## Start SUPPLIED MATERIAL

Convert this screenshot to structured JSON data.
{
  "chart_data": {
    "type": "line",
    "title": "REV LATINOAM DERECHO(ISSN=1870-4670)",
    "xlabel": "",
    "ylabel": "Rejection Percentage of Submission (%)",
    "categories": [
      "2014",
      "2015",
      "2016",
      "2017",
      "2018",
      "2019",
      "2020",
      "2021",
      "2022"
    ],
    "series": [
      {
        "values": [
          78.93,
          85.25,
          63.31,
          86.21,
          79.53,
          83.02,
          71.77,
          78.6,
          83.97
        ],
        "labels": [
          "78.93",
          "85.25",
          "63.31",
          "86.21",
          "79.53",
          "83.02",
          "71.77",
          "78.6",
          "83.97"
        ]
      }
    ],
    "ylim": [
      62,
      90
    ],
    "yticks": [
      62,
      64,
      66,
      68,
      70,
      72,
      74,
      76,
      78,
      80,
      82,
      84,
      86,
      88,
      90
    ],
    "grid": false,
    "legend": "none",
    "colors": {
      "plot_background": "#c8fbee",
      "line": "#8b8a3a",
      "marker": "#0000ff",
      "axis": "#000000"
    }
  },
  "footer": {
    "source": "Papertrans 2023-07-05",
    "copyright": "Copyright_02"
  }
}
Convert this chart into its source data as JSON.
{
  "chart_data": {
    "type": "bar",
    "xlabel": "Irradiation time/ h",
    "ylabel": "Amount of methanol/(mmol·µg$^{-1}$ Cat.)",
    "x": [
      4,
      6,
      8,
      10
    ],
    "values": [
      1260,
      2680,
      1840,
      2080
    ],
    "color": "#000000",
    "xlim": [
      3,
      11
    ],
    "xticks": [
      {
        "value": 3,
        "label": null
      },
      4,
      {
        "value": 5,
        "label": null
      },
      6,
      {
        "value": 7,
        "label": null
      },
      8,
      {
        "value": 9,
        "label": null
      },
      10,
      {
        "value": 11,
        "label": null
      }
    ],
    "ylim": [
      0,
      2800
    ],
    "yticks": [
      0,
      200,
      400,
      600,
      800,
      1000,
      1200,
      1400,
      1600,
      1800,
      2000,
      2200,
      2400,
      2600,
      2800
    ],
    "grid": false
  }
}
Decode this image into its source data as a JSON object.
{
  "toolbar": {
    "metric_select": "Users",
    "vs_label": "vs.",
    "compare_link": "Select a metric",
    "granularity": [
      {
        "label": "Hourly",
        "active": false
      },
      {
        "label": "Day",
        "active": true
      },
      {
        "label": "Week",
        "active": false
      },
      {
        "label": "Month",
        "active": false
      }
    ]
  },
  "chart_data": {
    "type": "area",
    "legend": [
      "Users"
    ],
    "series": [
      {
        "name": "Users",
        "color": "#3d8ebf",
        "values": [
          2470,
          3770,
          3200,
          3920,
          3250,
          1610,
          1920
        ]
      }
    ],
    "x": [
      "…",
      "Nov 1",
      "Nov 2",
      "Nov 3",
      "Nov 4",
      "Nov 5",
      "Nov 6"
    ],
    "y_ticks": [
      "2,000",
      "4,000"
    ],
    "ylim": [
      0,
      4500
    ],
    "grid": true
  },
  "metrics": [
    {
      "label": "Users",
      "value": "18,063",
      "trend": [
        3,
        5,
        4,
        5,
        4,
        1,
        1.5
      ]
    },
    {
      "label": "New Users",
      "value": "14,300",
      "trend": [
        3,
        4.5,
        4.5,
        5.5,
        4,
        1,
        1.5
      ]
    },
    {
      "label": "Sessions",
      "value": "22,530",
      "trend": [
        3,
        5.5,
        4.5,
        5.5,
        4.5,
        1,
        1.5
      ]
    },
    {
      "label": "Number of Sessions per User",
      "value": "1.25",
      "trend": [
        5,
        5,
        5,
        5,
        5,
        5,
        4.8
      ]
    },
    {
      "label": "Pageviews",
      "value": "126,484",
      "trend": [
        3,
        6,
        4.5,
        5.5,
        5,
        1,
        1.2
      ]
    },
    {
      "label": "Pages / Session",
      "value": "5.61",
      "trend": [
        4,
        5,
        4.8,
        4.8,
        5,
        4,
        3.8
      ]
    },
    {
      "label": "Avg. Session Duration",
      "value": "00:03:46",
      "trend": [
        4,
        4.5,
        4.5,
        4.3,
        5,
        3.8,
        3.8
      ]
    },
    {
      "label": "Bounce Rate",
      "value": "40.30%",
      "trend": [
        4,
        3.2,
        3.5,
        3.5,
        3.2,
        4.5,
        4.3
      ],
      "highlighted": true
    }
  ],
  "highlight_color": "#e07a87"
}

## End SUPPLIED MATERIAL

▶ [WHAT IS NEEDED] Would you reproduce all the entries exactly?

▶ [WRITTEN RESPONSE]
Convert this screenshot to structured JSON data.
{
  "chart_data": {
    "type": "line",
    "title": "REV LATINOAM DERECHO(ISSN=1870-4670)",
    "xlabel": "",
    "ylabel": "Rejection Percentage of Submission (%)",
    "categories": [
      "2014",
      "2015",
      "2016",
      "2017",
      "2018",
      "2019",
      "2020",
      "2021",
      "2022"
    ],
    "series": [
      {
        "values": [
          78.93,
          85.25,
          63.31,
          86.21,
          79.53,
          83.02,
          71.77,
          78.6,
          83.97
        ],
        "labels": [
          "78.93",
          "85.25",
          "63.31",
          "86.21",
          "79.53",
          "83.02",
          "71.77",
          "78.6",
          "83.97"
        ]
      }
    ],
    "ylim": [
      62,
      90
    ],
    "yticks": [
      62,
      64,
      66,
      68,
      70,
      72,
      74,
      76,
      78,
      80,
      82,
      84,
      86,
      88,
      90
    ],
    "grid": false,
    "legend": "none",
    "colors": {
      "plot_background": "#c8fbee",
      "line": "#8b8a3a",
      "marker": "#0000ff",
      "axis": "#000000"
    }
  },
  "footer": {
    "source": "Papertrans 2023-07-05",
    "copyright": "Copyright_02"
  }
}
Convert this chart into its source data as JSON.
{
  "chart_data": {
    "type": "bar",
    "xlabel": "Irradiation time/ h",
    "ylabel": "Amount of methanol/(mmol·µg$^{-1}$ Cat.)",
    "x": [
      4,
      6,
      8,
      10
    ],
    "values": [
      1260,
      2680,
      1840,
      2080
    ],
    "color": "#000000",
    "xlim": [
      3,
      11
    ],
    "xticks": [
      {
        "value": 3,
        "label": null
      },
      4,
      {
        "value": 5,
        "label": null
      },
      6,
      {
        "value": 7,
        "label": null
      },
      8,
      {
        "value": 9,
        "label": null
      },
      10,
      {
        "value": 11,
        "label": null
      }
    ],
    "ylim": [
      0,
      2800
    ],
    "yticks": [
      0,
      200,
      400,
      600,
      800,
      1000,
      1200,
      1400,
      1600,
      1800,
      2000,
      2200,
      2400,
      2600,
      2800
    ],
    "grid": false
  }
}
Decode this image into its source data as a JSON object.
{
  "toolbar": {
    "metric_select": "Users",
    "vs_label": "vs.",
    "compare_link": "Select a metric",
    "granularity": [
      {
        "label": "Hourly",
        "active": false
      },
      {
        "label": "Day",
        "active": true
      },
      {
        "label": "Week",
        "active": false
      },
      {
        "label": "Month",
        "active": false
      }
    ]
  },
  "chart_data": {
    "type": "area",
    "legend": [
      "Users"
    ],
    "series": [
      {
        "name": "Users",
        "color": "#3d8ebf",
        "values": [
          2470,
          3770,
          3200,
          3920,
          3250,
          1610,
          1920
        ]
      }
    ],
    "x": [
      "…",
      "Nov 1",
      "Nov 2",
      "Nov 3",
      "Nov 4",
      "Nov 5",
      "Nov 6"
    ],
    "y_ticks": [
      "2,000",
      "4,000"
    ],
    "ylim": [
      0,
      4500
    ],
    "grid": true
  },
  "metrics": [
    {
      "label": "Users",
      "value": "18,063",
      "trend": [
        3,
        5,
        4,
        5,
        4,
        1,
        1.5
      ]
    },
    {
      "label": "New Users",
      "value": "14,300",
      "trend": [
        3,
        4.5,
        4.5,
        5.5,
        4,
        1,
        1.5
      ]
    },
    {
      "label": "Sessions",
      "value": "22,530",
      "trend": [
        3,
        5.5,
        4.5,
        5.5,
        4.5,
        1,
        1.5
      ]
    },
    {
      "label": "Number of Sessions per User",
      "value": "1.25",
      "trend": [
        5,
        5,
        5,
        5,
        5,
        5,
        4.8
      ]
    },
    {
      "label": "Pageviews",
      "value": "126,484",
      "trend": [
        3,
        6,
        4.5,
        5.5,
        5,
        1,
        1.2
      ]
    },
    {
      "label": "Pages / Session",
      "value": "5.61",
      "trend": [
        4,
        5,
        4.8,
        4.8,
        5,
        4,
        3.8
      ]
    },
    {
      "label": "Avg. Session Duration",
      "value": "00:03:46",
      "trend": [
        4,
        4.5,
        4.5,
        4.3,
        5,
        3.8,
        3.8
      ]
    },
    {
      "label": "Bounce Rate",
      "value": "40.30%",
      "trend": [
        4,
        3.2,
        3.5,
        3.5,
        3.2,
        4.5,
        4.3
      ],
      "highlighted": true
    }
  ],
  "highlight_color": "#e07a87"
}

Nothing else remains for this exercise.